### Instructions for the task
Sort through the data and copy the lines holding the word "name".

##### Recorded information

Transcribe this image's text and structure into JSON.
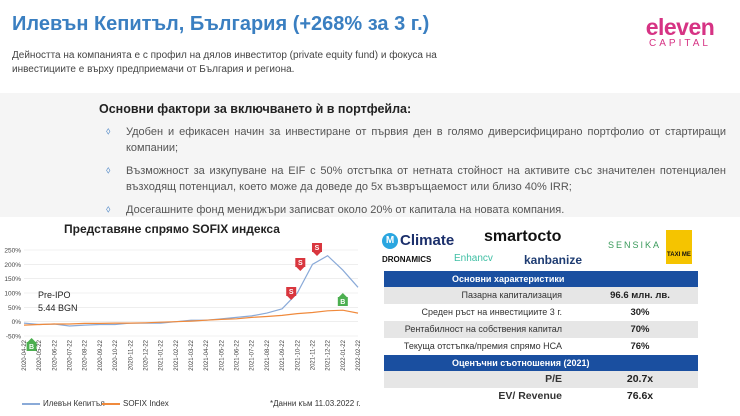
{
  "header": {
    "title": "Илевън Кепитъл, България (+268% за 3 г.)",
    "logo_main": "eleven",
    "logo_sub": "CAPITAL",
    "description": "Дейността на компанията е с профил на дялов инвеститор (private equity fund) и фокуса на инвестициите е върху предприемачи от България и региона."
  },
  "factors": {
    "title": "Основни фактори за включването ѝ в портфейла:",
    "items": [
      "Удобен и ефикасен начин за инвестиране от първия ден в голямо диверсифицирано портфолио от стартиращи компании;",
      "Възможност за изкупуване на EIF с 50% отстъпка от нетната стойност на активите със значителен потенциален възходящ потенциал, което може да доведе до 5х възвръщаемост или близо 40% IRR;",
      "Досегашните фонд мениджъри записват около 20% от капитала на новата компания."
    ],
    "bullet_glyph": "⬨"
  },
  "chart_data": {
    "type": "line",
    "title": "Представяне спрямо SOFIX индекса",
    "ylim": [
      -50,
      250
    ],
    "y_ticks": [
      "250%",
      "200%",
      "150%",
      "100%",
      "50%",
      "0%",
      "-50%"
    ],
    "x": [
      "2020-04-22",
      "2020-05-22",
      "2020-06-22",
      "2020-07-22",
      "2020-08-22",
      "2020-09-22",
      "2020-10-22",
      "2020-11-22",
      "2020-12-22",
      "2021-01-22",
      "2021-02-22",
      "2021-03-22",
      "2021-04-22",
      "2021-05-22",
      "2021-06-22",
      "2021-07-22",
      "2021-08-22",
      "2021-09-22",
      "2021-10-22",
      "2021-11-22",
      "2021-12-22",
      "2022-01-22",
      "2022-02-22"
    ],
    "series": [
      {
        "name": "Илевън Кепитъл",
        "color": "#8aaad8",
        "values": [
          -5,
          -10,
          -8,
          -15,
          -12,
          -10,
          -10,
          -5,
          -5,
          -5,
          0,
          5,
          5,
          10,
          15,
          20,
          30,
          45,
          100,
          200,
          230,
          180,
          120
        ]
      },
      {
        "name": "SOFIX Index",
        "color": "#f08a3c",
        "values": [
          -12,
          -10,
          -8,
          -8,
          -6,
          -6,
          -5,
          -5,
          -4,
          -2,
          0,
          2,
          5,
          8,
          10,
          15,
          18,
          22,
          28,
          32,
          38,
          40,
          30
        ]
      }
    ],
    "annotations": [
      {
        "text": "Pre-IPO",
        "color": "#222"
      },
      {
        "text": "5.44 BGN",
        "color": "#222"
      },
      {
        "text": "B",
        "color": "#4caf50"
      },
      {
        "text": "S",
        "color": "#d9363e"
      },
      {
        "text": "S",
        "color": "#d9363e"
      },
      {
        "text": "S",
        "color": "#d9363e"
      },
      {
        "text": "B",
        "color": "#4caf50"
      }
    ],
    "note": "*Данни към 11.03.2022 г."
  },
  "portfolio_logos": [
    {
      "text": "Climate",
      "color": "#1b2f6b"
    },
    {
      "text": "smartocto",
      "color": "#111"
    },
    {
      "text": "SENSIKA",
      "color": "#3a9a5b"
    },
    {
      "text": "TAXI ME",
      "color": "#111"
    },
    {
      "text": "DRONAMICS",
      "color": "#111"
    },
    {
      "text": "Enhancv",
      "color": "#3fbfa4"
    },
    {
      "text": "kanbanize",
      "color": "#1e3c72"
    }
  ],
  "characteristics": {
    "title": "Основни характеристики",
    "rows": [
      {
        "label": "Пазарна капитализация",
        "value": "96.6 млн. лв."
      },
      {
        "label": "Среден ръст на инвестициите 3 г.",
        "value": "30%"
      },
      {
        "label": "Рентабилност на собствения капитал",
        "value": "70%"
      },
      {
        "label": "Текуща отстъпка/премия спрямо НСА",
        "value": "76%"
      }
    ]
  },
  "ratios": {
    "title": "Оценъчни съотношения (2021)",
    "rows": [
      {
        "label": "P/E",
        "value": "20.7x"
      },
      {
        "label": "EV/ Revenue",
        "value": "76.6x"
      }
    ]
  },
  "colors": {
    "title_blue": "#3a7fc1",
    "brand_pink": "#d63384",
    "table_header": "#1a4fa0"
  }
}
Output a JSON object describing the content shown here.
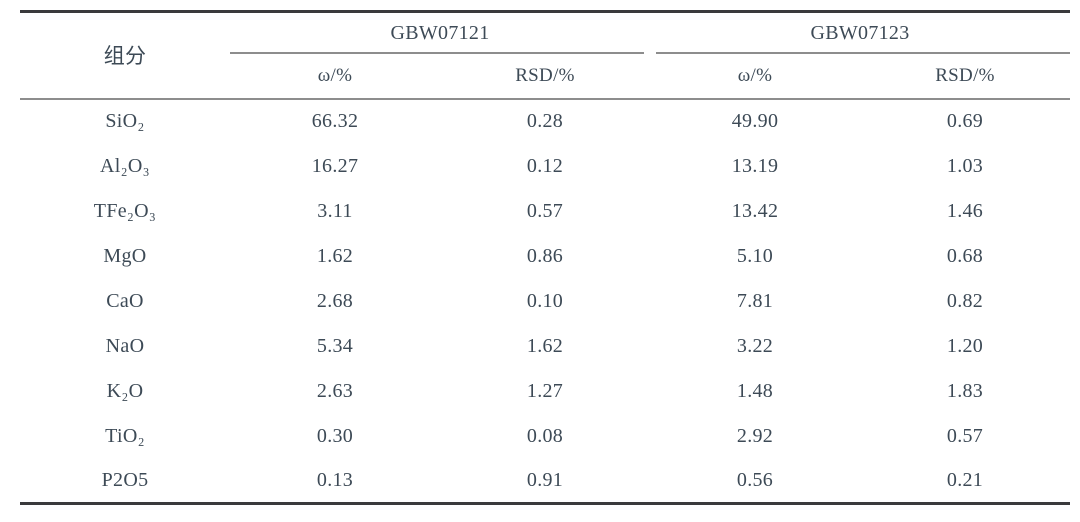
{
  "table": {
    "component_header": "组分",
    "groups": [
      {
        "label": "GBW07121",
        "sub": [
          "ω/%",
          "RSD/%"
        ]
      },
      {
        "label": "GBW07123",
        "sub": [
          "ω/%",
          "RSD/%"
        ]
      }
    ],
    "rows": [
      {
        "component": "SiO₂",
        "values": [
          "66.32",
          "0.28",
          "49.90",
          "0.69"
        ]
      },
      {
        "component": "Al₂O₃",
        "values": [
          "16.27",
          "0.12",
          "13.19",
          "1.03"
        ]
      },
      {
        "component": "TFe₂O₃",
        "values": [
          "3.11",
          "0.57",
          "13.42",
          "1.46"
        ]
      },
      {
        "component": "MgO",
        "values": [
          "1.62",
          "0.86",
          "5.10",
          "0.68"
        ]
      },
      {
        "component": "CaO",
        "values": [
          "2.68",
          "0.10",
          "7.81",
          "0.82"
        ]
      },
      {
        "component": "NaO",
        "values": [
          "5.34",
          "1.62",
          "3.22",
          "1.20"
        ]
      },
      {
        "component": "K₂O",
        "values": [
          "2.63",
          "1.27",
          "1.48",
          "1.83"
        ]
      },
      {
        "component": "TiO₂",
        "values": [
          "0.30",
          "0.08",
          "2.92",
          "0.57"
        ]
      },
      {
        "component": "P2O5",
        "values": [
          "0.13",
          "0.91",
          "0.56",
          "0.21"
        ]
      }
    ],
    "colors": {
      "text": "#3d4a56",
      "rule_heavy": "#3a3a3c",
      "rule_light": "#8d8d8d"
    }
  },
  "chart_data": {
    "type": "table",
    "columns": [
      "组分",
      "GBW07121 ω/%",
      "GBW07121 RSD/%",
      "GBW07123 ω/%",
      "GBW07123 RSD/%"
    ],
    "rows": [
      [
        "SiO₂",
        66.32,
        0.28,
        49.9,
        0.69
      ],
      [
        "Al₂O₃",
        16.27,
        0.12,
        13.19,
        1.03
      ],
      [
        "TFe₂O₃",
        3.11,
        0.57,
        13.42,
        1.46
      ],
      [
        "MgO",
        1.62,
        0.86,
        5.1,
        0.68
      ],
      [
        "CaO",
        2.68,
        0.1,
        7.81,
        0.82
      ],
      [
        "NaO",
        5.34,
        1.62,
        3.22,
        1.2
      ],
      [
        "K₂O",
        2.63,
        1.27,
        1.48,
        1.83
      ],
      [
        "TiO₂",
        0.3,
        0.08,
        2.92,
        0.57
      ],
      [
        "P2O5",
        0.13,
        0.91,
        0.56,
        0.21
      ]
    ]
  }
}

##########

### Answer to the exercise
        "name": "Илевън Кепитъл",
        "name": "SOFIX Index",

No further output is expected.